* [Description of the task]: Would you write out the listing verbatim and skip every picture in it?

* [Data tied to figure images]:
'''
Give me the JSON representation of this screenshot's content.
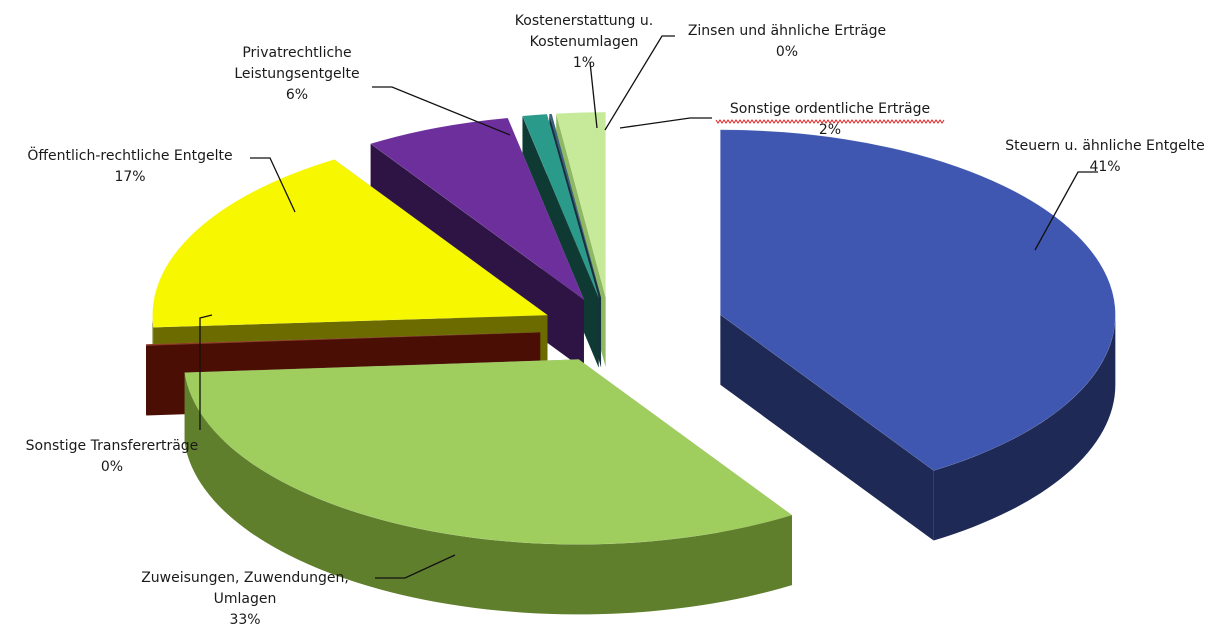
{
  "chart_data": {
    "type": "pie",
    "title": "",
    "categories": [
      "Steuern u. ähnliche Entgelte",
      "Zuweisungen, Zuwendungen, Umlagen",
      "Sonstige Transfererträge",
      "Öffentlich-rechtliche Entgelte",
      "Privatrechtliche Leistungsentgelte",
      "Kostenerstattung u. Kostenumlagen",
      "Zinsen und ähnliche Erträge",
      "Sonstige ordentliche Erträge"
    ],
    "values": [
      41,
      33,
      0,
      17,
      6,
      1,
      0,
      2
    ],
    "labels": [
      {
        "lines": [
          "Steuern u. ähnliche Entgelte"
        ],
        "pct": "41%"
      },
      {
        "lines": [
          "Zuweisungen, Zuwendungen,",
          "Umlagen"
        ],
        "pct": "33%"
      },
      {
        "lines": [
          "Sonstige Transfererträge"
        ],
        "pct": "0%"
      },
      {
        "lines": [
          "Öffentlich-rechtliche Entgelte"
        ],
        "pct": "17%"
      },
      {
        "lines": [
          "Privatrechtliche",
          "Leistungsentgelte"
        ],
        "pct": "6%"
      },
      {
        "lines": [
          "Kostenerstattung u.",
          "Kostenumlagen"
        ],
        "pct": "1%"
      },
      {
        "lines": [
          "Zinsen und ähnliche Erträge"
        ],
        "pct": "0%"
      },
      {
        "lines": [
          "Sonstige ordentliche Erträge"
        ],
        "pct": "2%"
      }
    ],
    "colors": [
      "#3f57b0",
      "#9fcd5e",
      "#8b2a10",
      "#f7f700",
      "#6c2f9c",
      "#2a9a8a",
      "#355f7c",
      "#c6e99a"
    ],
    "side_colors": [
      "#1e2a55",
      "#5f7f2c",
      "#4a0e04",
      "#6b6b00",
      "#2d1444",
      "#0f3a33",
      "#16303f",
      "#8fb862"
    ],
    "style": "3d-exploded",
    "legend": "none"
  }
}
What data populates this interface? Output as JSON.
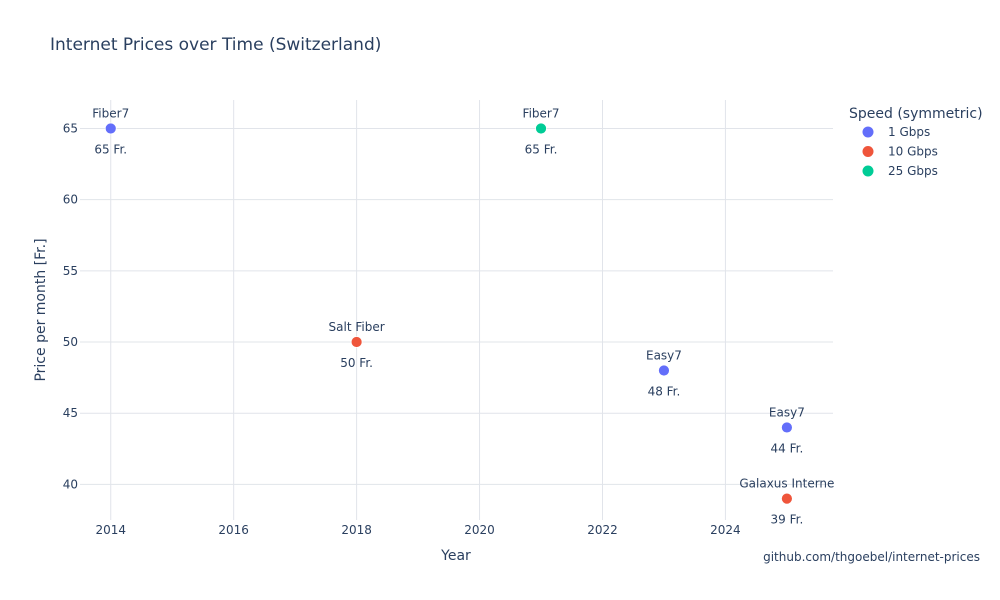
{
  "chart_data": {
    "type": "scatter",
    "title": "Internet Prices over Time (Switzerland)",
    "xlabel": "Year",
    "ylabel": "Price per month [Fr.]",
    "xlim": [
      2013.5,
      2025.75
    ],
    "ylim": [
      37.5,
      67
    ],
    "x_ticks": [
      2014,
      2016,
      2018,
      2020,
      2022,
      2024
    ],
    "y_ticks": [
      40,
      45,
      50,
      55,
      60,
      65
    ],
    "grid": true,
    "legend": {
      "title": "Speed (symmetric)",
      "position": "top-right"
    },
    "series": [
      {
        "name": "1 Gbps",
        "color": "#636efa",
        "points": [
          {
            "x": 2014,
            "y": 65,
            "label": "Fiber7",
            "price_label": "65 Fr."
          },
          {
            "x": 2023,
            "y": 48,
            "label": "Easy7",
            "price_label": "48 Fr."
          },
          {
            "x": 2025,
            "y": 44,
            "label": "Easy7",
            "price_label": "44 Fr."
          }
        ]
      },
      {
        "name": "10 Gbps",
        "color": "#ef553b",
        "points": [
          {
            "x": 2018,
            "y": 50,
            "label": "Salt Fiber",
            "price_label": "50 Fr."
          },
          {
            "x": 2025,
            "y": 39,
            "label": "Galaxus Interne",
            "price_label": "39 Fr."
          }
        ]
      },
      {
        "name": "25 Gbps",
        "color": "#00cc96",
        "points": [
          {
            "x": 2021,
            "y": 65,
            "label": "Fiber7",
            "price_label": "65 Fr."
          }
        ]
      }
    ],
    "annotation": "github.com/thgoebel/internet-prices"
  }
}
'''
* [Result of this exercise]:
Give me the JSON representation of this screenshot's content.
{
  "chart_data": {
    "type": "pie",
    "title": "",
    "categories": [
      "Steuern u. ähnliche Entgelte",
      "Zuweisungen, Zuwendungen, Umlagen",
      "Sonstige Transfererträge",
      "Öffentlich-rechtliche Entgelte",
      "Privatrechtliche Leistungsentgelte",
      "Kostenerstattung u. Kostenumlagen",
      "Zinsen und ähnliche Erträge",
      "Sonstige ordentliche Erträge"
    ],
    "values": [
      41,
      33,
      0,
      17,
      6,
      1,
      0,
      2
    ],
    "labels": [
      {
        "lines": [
          "Steuern u. ähnliche Entgelte"
        ],
        "pct": "41%"
      },
      {
        "lines": [
          "Zuweisungen, Zuwendungen,",
          "Umlagen"
        ],
        "pct": "33%"
      },
      {
        "lines": [
          "Sonstige Transfererträge"
        ],
        "pct": "0%"
      },
      {
        "lines": [
          "Öffentlich-rechtliche Entgelte"
        ],
        "pct": "17%"
      },
      {
        "lines": [
          "Privatrechtliche",
          "Leistungsentgelte"
        ],
        "pct": "6%"
      },
      {
        "lines": [
          "Kostenerstattung u.",
          "Kostenumlagen"
        ],
        "pct": "1%"
      },
      {
        "lines": [
          "Zinsen und ähnliche Erträge"
        ],
        "pct": "0%"
      },
      {
        "lines": [
          "Sonstige ordentliche Erträge"
        ],
        "pct": "2%"
      }
    ],
    "colors": [
      "#3f57b0",
      "#9fcd5e",
      "#8b2a10",
      "#f7f700",
      "#6c2f9c",
      "#2a9a8a",
      "#355f7c",
      "#c6e99a"
    ],
    "side_colors": [
      "#1e2a55",
      "#5f7f2c",
      "#4a0e04",
      "#6b6b00",
      "#2d1444",
      "#0f3a33",
      "#16303f",
      "#8fb862"
    ],
    "style": "3d-exploded",
    "legend": "none"
  }
}
What data populates this interface? Output as JSON.
{
  "chart_data": {
    "type": "scatter",
    "title": "Internet Prices over Time (Switzerland)",
    "xlabel": "Year",
    "ylabel": "Price per month [Fr.]",
    "xlim": [
      2013.5,
      2025.75
    ],
    "ylim": [
      37.5,
      67
    ],
    "x_ticks": [
      2014,
      2016,
      2018,
      2020,
      2022,
      2024
    ],
    "y_ticks": [
      40,
      45,
      50,
      55,
      60,
      65
    ],
    "grid": true,
    "legend": {
      "title": "Speed (symmetric)",
      "position": "top-right"
    },
    "series": [
      {
        "name": "1 Gbps",
        "color": "#636efa",
        "points": [
          {
            "x": 2014,
            "y": 65,
            "label": "Fiber7",
            "price_label": "65 Fr."
          },
          {
            "x": 2023,
            "y": 48,
            "label": "Easy7",
            "price_label": "48 Fr."
          },
          {
            "x": 2025,
            "y": 44,
            "label": "Easy7",
            "price_label": "44 Fr."
          }
        ]
      },
      {
        "name": "10 Gbps",
        "color": "#ef553b",
        "points": [
          {
            "x": 2018,
            "y": 50,
            "label": "Salt Fiber",
            "price_label": "50 Fr."
          },
          {
            "x": 2025,
            "y": 39,
            "label": "Galaxus Interne",
            "price_label": "39 Fr."
          }
        ]
      },
      {
        "name": "25 Gbps",
        "color": "#00cc96",
        "points": [
          {
            "x": 2021,
            "y": 65,
            "label": "Fiber7",
            "price_label": "65 Fr."
          }
        ]
      }
    ],
    "annotation": "github.com/thgoebel/internet-prices"
  }
}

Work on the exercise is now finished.